**TO BE DONE:** Your task is to print every entry below exactly as given.

>> Start EXCERPTED RECORDS

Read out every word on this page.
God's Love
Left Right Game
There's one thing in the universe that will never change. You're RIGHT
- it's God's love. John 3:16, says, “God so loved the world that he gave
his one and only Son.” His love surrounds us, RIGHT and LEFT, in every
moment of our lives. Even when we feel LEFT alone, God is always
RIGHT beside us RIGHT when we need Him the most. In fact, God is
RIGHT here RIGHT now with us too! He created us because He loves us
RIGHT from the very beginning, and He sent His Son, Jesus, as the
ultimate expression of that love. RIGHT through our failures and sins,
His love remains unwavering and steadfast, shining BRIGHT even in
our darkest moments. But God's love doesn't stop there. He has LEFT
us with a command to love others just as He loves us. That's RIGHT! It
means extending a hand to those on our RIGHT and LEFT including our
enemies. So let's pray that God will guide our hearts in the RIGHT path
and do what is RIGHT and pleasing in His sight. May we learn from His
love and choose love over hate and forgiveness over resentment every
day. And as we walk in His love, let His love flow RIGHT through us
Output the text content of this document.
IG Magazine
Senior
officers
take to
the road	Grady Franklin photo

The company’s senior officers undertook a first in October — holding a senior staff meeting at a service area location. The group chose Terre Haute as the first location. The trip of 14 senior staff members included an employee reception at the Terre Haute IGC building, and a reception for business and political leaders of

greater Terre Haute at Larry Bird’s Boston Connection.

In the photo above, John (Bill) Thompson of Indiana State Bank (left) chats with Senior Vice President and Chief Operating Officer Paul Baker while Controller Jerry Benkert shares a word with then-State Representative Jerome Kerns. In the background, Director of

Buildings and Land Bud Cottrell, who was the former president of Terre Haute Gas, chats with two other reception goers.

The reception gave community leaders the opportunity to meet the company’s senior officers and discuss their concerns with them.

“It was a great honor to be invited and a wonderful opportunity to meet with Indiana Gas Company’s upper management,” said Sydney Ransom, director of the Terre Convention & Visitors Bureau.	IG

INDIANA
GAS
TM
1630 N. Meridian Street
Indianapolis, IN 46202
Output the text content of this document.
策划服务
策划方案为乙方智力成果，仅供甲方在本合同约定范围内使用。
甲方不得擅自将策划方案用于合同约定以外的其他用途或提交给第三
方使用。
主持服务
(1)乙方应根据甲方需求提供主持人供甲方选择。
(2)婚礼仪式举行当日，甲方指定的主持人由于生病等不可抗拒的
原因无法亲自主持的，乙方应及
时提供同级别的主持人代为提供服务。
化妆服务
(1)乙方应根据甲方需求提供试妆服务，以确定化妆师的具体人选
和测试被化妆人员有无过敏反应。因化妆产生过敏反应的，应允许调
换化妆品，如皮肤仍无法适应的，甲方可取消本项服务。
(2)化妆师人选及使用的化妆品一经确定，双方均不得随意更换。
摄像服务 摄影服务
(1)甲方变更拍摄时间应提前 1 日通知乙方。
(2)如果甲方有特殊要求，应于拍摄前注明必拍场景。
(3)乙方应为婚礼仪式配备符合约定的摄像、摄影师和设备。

>> End EXCERPTED RECORDS

**CORRECT OUTPUT:**
Read out every word on this page.
God's Love
Left Right Game
There's one thing in the universe that will never change. You're RIGHT
- it's God's love. John 3:16, says, “God so loved the world that he gave
his one and only Son.” His love surrounds us, RIGHT and LEFT, in every
moment of our lives. Even when we feel LEFT alone, God is always
RIGHT beside us RIGHT when we need Him the most. In fact, God is
RIGHT here RIGHT now with us too! He created us because He loves us
RIGHT from the very beginning, and He sent His Son, Jesus, as the
ultimate expression of that love. RIGHT through our failures and sins,
His love remains unwavering and steadfast, shining BRIGHT even in
our darkest moments. But God's love doesn't stop there. He has LEFT
us with a command to love others just as He loves us. That's RIGHT! It
means extending a hand to those on our RIGHT and LEFT including our
enemies. So let's pray that God will guide our hearts in the RIGHT path
and do what is RIGHT and pleasing in His sight. May we learn from His
love and choose love over hate and forgiveness over resentment every
day. And as we walk in His love, let His love flow RIGHT through us
Output the text content of this document.
IG Magazine
Senior
officers
take to
the road	Grady Franklin photo

The company’s senior officers undertook a first in October — holding a senior staff meeting at a service area location. The group chose Terre Haute as the first location. The trip of 14 senior staff members included an employee reception at the Terre Haute IGC building, and a reception for business and political leaders of

greater Terre Haute at Larry Bird’s Boston Connection.

In the photo above, John (Bill) Thompson of Indiana State Bank (left) chats with Senior Vice President and Chief Operating Officer Paul Baker while Controller Jerry Benkert shares a word with then-State Representative Jerome Kerns. In the background, Director of

Buildings and Land Bud Cottrell, who was the former president of Terre Haute Gas, chats with two other reception goers.

The reception gave community leaders the opportunity to meet the company’s senior officers and discuss their concerns with them.

“It was a great honor to be invited and a wonderful opportunity to meet with Indiana Gas Company’s upper management,” said Sydney Ransom, director of the Terre Convention & Visitors Bureau.	IG

INDIANA
GAS
TM
1630 N. Meridian Street
Indianapolis, IN 46202
Output the text content of this document.
策划服务
策划方案为乙方智力成果，仅供甲方在本合同约定范围内使用。
甲方不得擅自将策划方案用于合同约定以外的其他用途或提交给第三
方使用。
主持服务
(1)乙方应根据甲方需求提供主持人供甲方选择。
(2)婚礼仪式举行当日，甲方指定的主持人由于生病等不可抗拒的
原因无法亲自主持的，乙方应及
时提供同级别的主持人代为提供服务。
化妆服务
(1)乙方应根据甲方需求提供试妆服务，以确定化妆师的具体人选
和测试被化妆人员有无过敏反应。因化妆产生过敏反应的，应允许调
换化妆品，如皮肤仍无法适应的，甲方可取消本项服务。
(2)化妆师人选及使用的化妆品一经确定，双方均不得随意更换。
摄像服务 摄影服务
(1)甲方变更拍摄时间应提前 1 日通知乙方。
(2)如果甲方有特殊要求，应于拍摄前注明必拍场景。
(3)乙方应为婚礼仪式配备符合约定的摄像、摄影师和设备。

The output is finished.